Data in this exercise start

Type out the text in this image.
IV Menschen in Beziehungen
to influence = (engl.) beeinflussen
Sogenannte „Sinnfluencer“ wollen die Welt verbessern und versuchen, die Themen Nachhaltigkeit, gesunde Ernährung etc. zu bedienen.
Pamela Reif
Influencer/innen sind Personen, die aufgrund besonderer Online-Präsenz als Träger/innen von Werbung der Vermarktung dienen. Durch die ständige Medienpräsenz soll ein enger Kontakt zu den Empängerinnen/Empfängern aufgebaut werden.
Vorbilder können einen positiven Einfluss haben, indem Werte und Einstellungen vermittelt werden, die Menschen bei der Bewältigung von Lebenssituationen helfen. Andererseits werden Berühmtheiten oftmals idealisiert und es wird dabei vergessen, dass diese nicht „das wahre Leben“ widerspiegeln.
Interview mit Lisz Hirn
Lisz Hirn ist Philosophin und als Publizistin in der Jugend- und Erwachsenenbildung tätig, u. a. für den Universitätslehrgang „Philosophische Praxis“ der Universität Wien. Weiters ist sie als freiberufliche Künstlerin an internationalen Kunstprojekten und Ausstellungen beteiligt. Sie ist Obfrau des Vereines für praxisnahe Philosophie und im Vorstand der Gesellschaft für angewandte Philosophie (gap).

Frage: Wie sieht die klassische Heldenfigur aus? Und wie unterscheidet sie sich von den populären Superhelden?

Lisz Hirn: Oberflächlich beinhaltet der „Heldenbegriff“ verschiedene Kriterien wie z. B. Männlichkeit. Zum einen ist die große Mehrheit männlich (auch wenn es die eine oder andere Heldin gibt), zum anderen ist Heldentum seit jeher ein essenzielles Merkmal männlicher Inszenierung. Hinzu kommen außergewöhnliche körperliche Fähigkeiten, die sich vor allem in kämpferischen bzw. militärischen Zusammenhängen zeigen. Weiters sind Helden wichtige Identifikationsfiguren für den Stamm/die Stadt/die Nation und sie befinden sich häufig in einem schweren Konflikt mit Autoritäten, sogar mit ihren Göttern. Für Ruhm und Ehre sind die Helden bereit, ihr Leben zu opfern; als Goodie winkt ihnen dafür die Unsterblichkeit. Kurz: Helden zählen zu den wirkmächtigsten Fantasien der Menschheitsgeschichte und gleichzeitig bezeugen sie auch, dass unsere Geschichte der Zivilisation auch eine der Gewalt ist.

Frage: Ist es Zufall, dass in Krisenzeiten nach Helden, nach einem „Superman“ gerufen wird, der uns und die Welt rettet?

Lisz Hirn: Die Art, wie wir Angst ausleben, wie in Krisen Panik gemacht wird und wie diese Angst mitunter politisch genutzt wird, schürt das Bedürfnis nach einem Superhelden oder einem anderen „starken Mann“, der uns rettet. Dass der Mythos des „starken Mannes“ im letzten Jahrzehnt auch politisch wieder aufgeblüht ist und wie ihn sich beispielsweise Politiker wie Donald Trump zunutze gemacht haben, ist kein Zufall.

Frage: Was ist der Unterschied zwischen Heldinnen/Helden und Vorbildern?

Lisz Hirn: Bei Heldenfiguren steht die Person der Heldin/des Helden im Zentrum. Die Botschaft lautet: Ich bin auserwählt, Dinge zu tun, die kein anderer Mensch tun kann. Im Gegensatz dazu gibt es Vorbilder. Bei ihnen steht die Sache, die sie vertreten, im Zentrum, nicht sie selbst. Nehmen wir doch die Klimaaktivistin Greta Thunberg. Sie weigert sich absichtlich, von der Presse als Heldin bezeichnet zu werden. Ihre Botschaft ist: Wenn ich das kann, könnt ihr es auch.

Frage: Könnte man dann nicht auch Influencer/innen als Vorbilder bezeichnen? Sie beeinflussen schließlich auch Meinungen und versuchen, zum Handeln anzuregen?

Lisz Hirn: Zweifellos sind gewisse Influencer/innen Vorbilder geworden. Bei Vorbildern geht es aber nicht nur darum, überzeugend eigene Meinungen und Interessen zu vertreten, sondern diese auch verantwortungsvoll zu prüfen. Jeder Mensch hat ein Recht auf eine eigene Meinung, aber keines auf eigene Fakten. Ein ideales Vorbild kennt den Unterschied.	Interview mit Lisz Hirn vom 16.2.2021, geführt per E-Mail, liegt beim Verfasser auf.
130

Data in this exercise end

> _Given problem_
Go through the material above and copy each line that has the word "Zufall".

> _Response_
Frage: Ist es Zufall, dass in Krisenzeiten nach Helden, nach einem „Superman“ gerufen wird, der uns und die Welt rettet?
Lisz Hirn: Die Art, wie wir Angst ausleben, wie in Krisen Panik gemacht wird und wie diese Angst mitunter politisch genutzt wird, schürt das Bedürfnis nach einem Superhelden oder einem anderen „starken Mann“, der uns rettet. Dass der Mythos des „starken Mannes“ im letzten Jahrzehnt auch politisch wieder aufgeblüht ist und wie ihn sich beispielsweise Politiker wie Donald Trump zunutze gemacht haben, ist kein Zufall.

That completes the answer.